What the exercise asks:
Return each line of the data below verbatim; pictures are to be left out.

[Stored data entries]
________________________________________

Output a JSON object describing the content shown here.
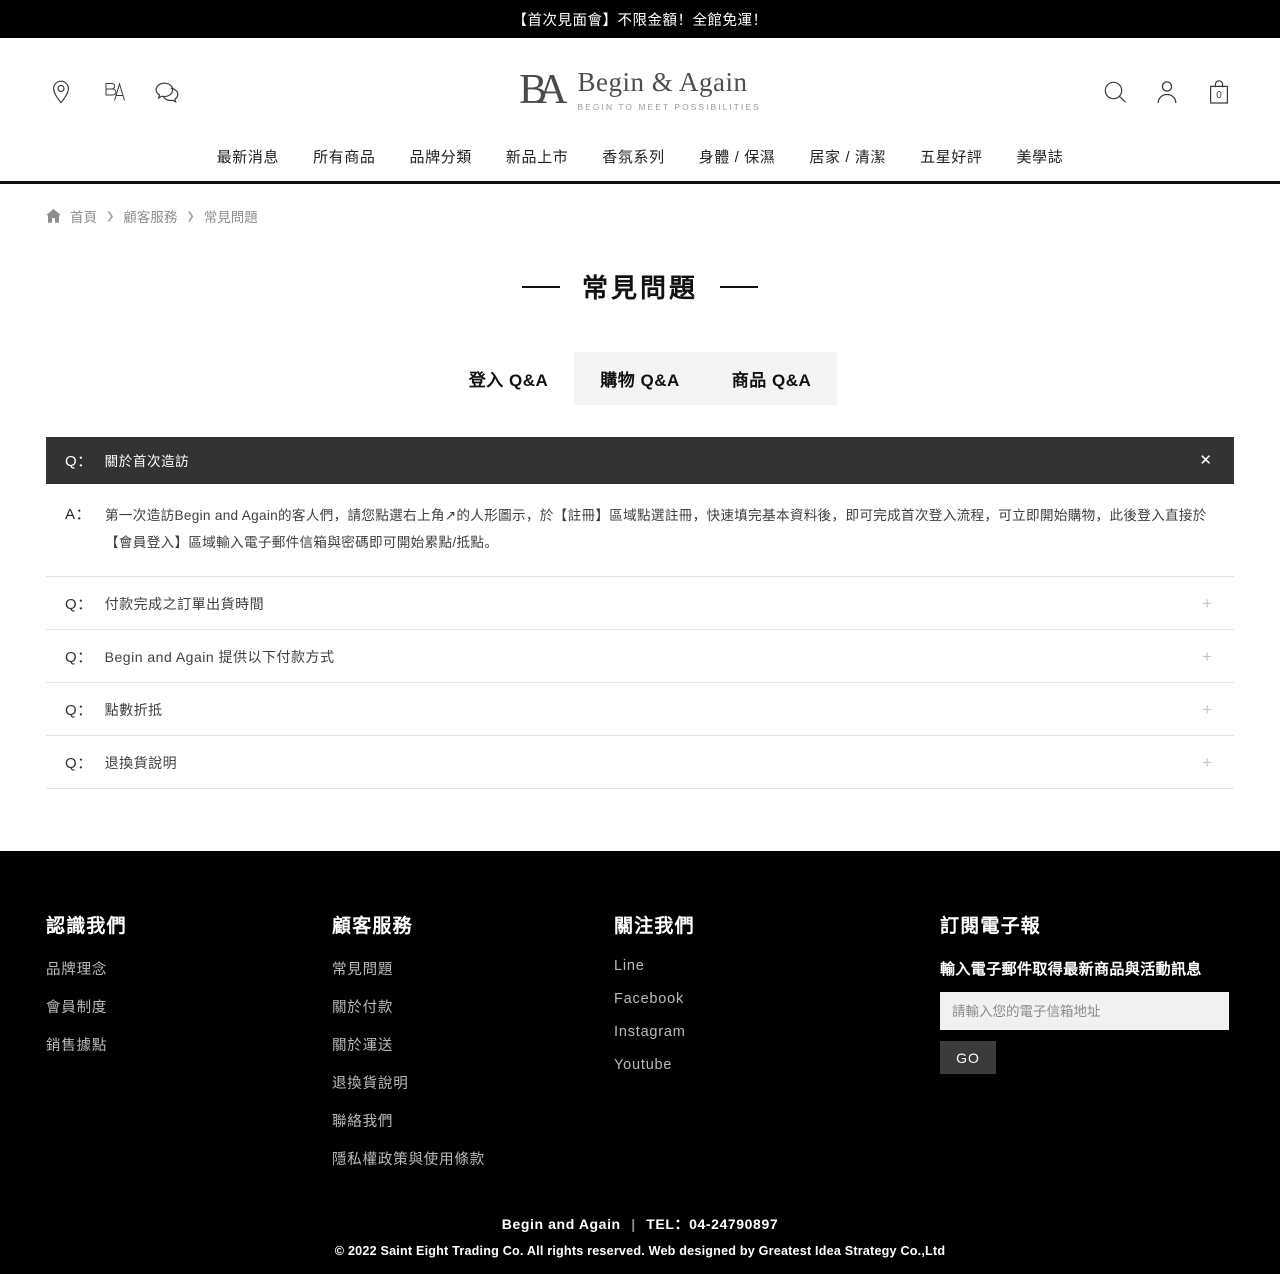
{
  "promo": {
    "text": "【首次見面會】不限金額！全館免運！"
  },
  "header": {
    "icons": {
      "location": "location-pin-icon",
      "monogram": "ba-monogram-icon",
      "chat": "chat-bubbles-icon",
      "search": "search-icon",
      "account": "user-account-icon",
      "cart": "shopping-bag-icon"
    },
    "logo": {
      "mark": "BA",
      "name": "Begin & Again",
      "tagline": "BEGIN TO MEET POSSIBILITIES"
    },
    "cart_count": "0"
  },
  "nav": {
    "items": [
      {
        "label": "最新消息"
      },
      {
        "label": "所有商品"
      },
      {
        "label": "品牌分類"
      },
      {
        "label": "新品上市"
      },
      {
        "label": "香氛系列"
      },
      {
        "label": "身體 / 保濕"
      },
      {
        "label": "居家 / 清潔"
      },
      {
        "label": "五星好評"
      },
      {
        "label": "美學誌"
      }
    ]
  },
  "breadcrumb": {
    "home": "首頁",
    "sep": "❯",
    "level2": "顧客服務",
    "level3": "常見問題"
  },
  "page": {
    "title": "常見問題"
  },
  "tabs": [
    {
      "label": "登入 Q&A",
      "active": false,
      "shaded": false
    },
    {
      "label": "購物 Q&A",
      "active": true,
      "shaded": true
    },
    {
      "label": "商品 Q&A",
      "active": false,
      "shaded": true
    }
  ],
  "faq": {
    "q_prefix": "Q：",
    "a_prefix": "A：",
    "close_icon": "✕",
    "plus_icon": "+",
    "open_item": {
      "question": "關於首次造訪",
      "answer": "第一次造訪Begin and Again的客人們，請您點選右上角↗的人形圖示，於【註冊】區域點選註冊，快速填完基本資料後，即可完成首次登入流程，可立即開始購物，此後登入直接於【會員登入】區域輸入電子郵件信箱與密碼即可開始累點/抵點。"
    },
    "items": [
      {
        "question": "付款完成之訂單出貨時間"
      },
      {
        "question": "Begin and Again 提供以下付款方式"
      },
      {
        "question": "點數折抵"
      },
      {
        "question": "退換貨說明"
      }
    ]
  },
  "footer": {
    "columns": [
      {
        "title": "認識我們",
        "links": [
          "品牌理念",
          "會員制度",
          "銷售據點"
        ]
      },
      {
        "title": "顧客服務",
        "links": [
          "常見問題",
          "關於付款",
          "關於運送",
          "退換貨說明",
          "聯絡我們",
          "隱私權政策與使用條款"
        ]
      },
      {
        "title": "關注我們",
        "links": [
          "Line",
          "Facebook",
          "Instagram",
          "Youtube"
        ]
      }
    ],
    "newsletter": {
      "title": "訂閱電子報",
      "subtitle": "輸入電子郵件取得最新商品與活動訊息",
      "placeholder": "請輸入您的電子信箱地址",
      "button": "GO"
    },
    "bottom": {
      "brand": "Begin and Again",
      "separator": "|",
      "tel": "TEL：04-24790897",
      "copyright": "© 2022 Saint Eight Trading Co. All rights reserved. Web designed by Greatest Idea Strategy Co.,Ltd"
    }
  },
  "colors": {
    "banner_bg": "#000000",
    "nav_underline": "#111111",
    "accordion_open_bg": "#333333",
    "tab_shaded_bg": "#f4f4f4",
    "footer_bg": "#000000",
    "go_button_bg": "#3b3b3b"
  }
}
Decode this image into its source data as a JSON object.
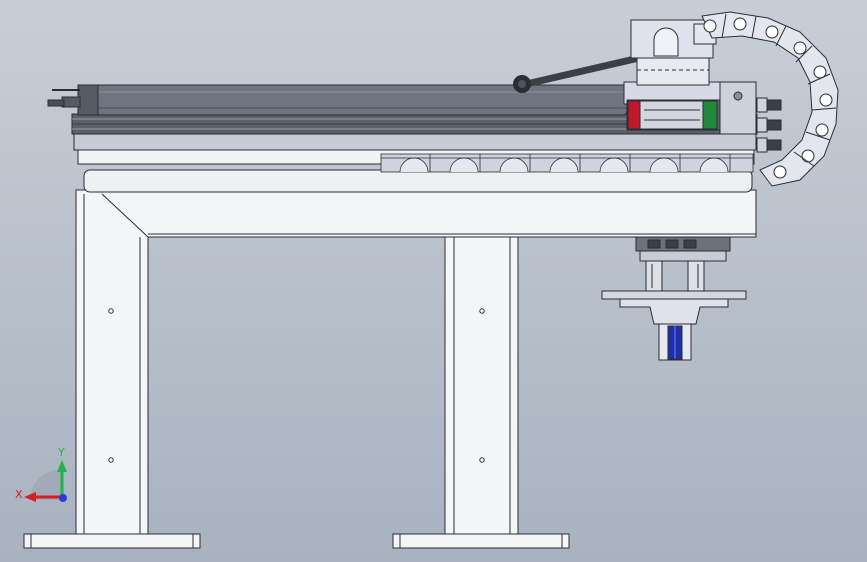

________________________________________

Task solution:
Output a JSON object describing the content shown here.
{
  "promo": {
    "text": "【首次見面會】不限金額！全館免運！"
  },
  "header": {
    "icons": {
      "location": "location-pin-icon",
      "monogram": "ba-monogram-icon",
      "chat": "chat-bubbles-icon",
      "search": "search-icon",
      "account": "user-account-icon",
      "cart": "shopping-bag-icon"
    },
    "logo": {
      "mark": "BA",
      "name": "Begin & Again",
      "tagline": "BEGIN TO MEET POSSIBILITIES"
    },
    "cart_count": "0"
  },
  "nav": {
    "items": [
      {
        "label": "最新消息"
      },
      {
        "label": "所有商品"
      },
      {
        "label": "品牌分類"
      },
      {
        "label": "新品上市"
      },
      {
        "label": "香氛系列"
      },
      {
        "label": "身體 / 保濕"
      },
      {
        "label": "居家 / 清潔"
      },
      {
        "label": "五星好評"
      },
      {
        "label": "美學誌"
      }
    ]
  },
  "breadcrumb": {
    "home": "首頁",
    "sep": "❯",
    "level2": "顧客服務",
    "level3": "常見問題"
  },
  "page": {
    "title": "常見問題"
  },
  "tabs": [
    {
      "label": "登入 Q&A",
      "active": false,
      "shaded": false
    },
    {
      "label": "購物 Q&A",
      "active": true,
      "shaded": true
    },
    {
      "label": "商品 Q&A",
      "active": false,
      "shaded": true
    }
  ],
  "faq": {
    "q_prefix": "Q：",
    "a_prefix": "A：",
    "close_icon": "✕",
    "plus_icon": "+",
    "open_item": {
      "question": "關於首次造訪",
      "answer": "第一次造訪Begin and Again的客人們，請您點選右上角↗的人形圖示，於【註冊】區域點選註冊，快速填完基本資料後，即可完成首次登入流程，可立即開始購物，此後登入直接於【會員登入】區域輸入電子郵件信箱與密碼即可開始累點/抵點。"
    },
    "items": [
      {
        "question": "付款完成之訂單出貨時間"
      },
      {
        "question": "Begin and Again 提供以下付款方式"
      },
      {
        "question": "點數折抵"
      },
      {
        "question": "退換貨說明"
      }
    ]
  },
  "footer": {
    "columns": [
      {
        "title": "認識我們",
        "links": [
          "品牌理念",
          "會員制度",
          "銷售據點"
        ]
      },
      {
        "title": "顧客服務",
        "links": [
          "常見問題",
          "關於付款",
          "關於運送",
          "退換貨說明",
          "聯絡我們",
          "隱私權政策與使用條款"
        ]
      },
      {
        "title": "關注我們",
        "links": [
          "Line",
          "Facebook",
          "Instagram",
          "Youtube"
        ]
      }
    ],
    "newsletter": {
      "title": "訂閱電子報",
      "subtitle": "輸入電子郵件取得最新商品與活動訊息",
      "placeholder": "請輸入您的電子信箱地址",
      "button": "GO"
    },
    "bottom": {
      "brand": "Begin and Again",
      "separator": "|",
      "tel": "TEL：04-24790897",
      "copyright": "© 2022 Saint Eight Trading Co. All rights reserved. Web designed by Greatest Idea Strategy Co.,Ltd"
    }
  },
  "colors": {
    "banner_bg": "#000000",
    "nav_underline": "#111111",
    "accordion_open_bg": "#333333",
    "tab_shaded_bg": "#f4f4f4",
    "footer_bg": "#000000",
    "go_button_bg": "#3b3b3b"
  }
}
Decode this image into its source data as a JSON object.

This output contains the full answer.